> [Aim]: Print each of the entries exactly, leaving nothing out.
━━━━━ Supplied material
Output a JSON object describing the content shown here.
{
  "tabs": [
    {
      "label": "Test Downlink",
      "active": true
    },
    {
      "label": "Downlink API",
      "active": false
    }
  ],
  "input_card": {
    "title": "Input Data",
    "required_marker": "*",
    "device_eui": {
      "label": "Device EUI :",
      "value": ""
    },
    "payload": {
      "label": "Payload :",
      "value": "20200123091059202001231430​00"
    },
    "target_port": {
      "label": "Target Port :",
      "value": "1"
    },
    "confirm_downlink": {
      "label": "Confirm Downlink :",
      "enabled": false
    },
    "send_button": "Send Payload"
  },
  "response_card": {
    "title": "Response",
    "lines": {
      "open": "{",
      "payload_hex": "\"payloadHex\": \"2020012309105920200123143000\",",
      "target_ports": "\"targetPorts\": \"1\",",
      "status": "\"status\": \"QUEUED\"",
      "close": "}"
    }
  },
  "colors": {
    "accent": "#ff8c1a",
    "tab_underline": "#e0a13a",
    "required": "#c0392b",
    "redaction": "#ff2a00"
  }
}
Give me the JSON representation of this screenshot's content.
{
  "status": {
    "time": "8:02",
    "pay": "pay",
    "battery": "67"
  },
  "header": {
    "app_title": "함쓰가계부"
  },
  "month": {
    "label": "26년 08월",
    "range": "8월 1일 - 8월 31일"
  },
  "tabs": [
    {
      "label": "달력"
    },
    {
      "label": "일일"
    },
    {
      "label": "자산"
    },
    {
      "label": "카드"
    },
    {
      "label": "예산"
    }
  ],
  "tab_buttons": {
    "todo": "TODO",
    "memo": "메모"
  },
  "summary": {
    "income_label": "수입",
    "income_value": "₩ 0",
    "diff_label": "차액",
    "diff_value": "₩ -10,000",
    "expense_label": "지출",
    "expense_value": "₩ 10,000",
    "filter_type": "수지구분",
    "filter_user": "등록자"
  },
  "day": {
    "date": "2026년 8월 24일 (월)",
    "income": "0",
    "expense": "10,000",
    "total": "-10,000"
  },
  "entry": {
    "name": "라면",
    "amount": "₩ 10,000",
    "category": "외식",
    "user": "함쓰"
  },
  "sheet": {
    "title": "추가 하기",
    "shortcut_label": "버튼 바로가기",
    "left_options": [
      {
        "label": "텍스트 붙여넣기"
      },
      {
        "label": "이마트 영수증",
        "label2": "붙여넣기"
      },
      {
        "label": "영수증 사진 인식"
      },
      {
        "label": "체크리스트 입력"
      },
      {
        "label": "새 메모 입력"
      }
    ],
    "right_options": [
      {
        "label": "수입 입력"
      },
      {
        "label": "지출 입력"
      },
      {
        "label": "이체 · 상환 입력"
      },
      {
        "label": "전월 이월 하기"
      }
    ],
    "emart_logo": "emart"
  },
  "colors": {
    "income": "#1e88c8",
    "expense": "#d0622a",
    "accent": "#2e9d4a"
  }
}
━━━━━━━━━━
> [Full response]:
Output a JSON object describing the content shown here.
{
  "tabs": [
    {
      "label": "Test Downlink",
      "active": true
    },
    {
      "label": "Downlink API",
      "active": false
    }
  ],
  "input_card": {
    "title": "Input Data",
    "required_marker": "*",
    "device_eui": {
      "label": "Device EUI :",
      "value": ""
    },
    "payload": {
      "label": "Payload :",
      "value": "20200123091059202001231430​00"
    },
    "target_port": {
      "label": "Target Port :",
      "value": "1"
    },
    "confirm_downlink": {
      "label": "Confirm Downlink :",
      "enabled": false
    },
    "send_button": "Send Payload"
  },
  "response_card": {
    "title": "Response",
    "lines": {
      "open": "{",
      "payload_hex": "\"payloadHex\": \"2020012309105920200123143000\",",
      "target_ports": "\"targetPorts\": \"1\",",
      "status": "\"status\": \"QUEUED\"",
      "close": "}"
    }
  },
  "colors": {
    "accent": "#ff8c1a",
    "tab_underline": "#e0a13a",
    "required": "#c0392b",
    "redaction": "#ff2a00"
  }
}
Give me the JSON representation of this screenshot's content.
{
  "status": {
    "time": "8:02",
    "pay": "pay",
    "battery": "67"
  },
  "header": {
    "app_title": "함쓰가계부"
  },
  "month": {
    "label": "26년 08월",
    "range": "8월 1일 - 8월 31일"
  },
  "tabs": [
    {
      "label": "달력"
    },
    {
      "label": "일일"
    },
    {
      "label": "자산"
    },
    {
      "label": "카드"
    },
    {
      "label": "예산"
    }
  ],
  "tab_buttons": {
    "todo": "TODO",
    "memo": "메모"
  },
  "summary": {
    "income_label": "수입",
    "income_value": "₩ 0",
    "diff_label": "차액",
    "diff_value": "₩ -10,000",
    "expense_label": "지출",
    "expense_value": "₩ 10,000",
    "filter_type": "수지구분",
    "filter_user": "등록자"
  },
  "day": {
    "date": "2026년 8월 24일 (월)",
    "income": "0",
    "expense": "10,000",
    "total": "-10,000"
  },
  "entry": {
    "name": "라면",
    "amount": "₩ 10,000",
    "category": "외식",
    "user": "함쓰"
  },
  "sheet": {
    "title": "추가 하기",
    "shortcut_label": "버튼 바로가기",
    "left_options": [
      {
        "label": "텍스트 붙여넣기"
      },
      {
        "label": "이마트 영수증",
        "label2": "붙여넣기"
      },
      {
        "label": "영수증 사진 인식"
      },
      {
        "label": "체크리스트 입력"
      },
      {
        "label": "새 메모 입력"
      }
    ],
    "right_options": [
      {
        "label": "수입 입력"
      },
      {
        "label": "지출 입력"
      },
      {
        "label": "이체 · 상환 입력"
      },
      {
        "label": "전월 이월 하기"
      }
    ],
    "emart_logo": "emart"
  },
  "colors": {
    "income": "#1e88c8",
    "expense": "#d0622a",
    "accent": "#2e9d4a"
  }
}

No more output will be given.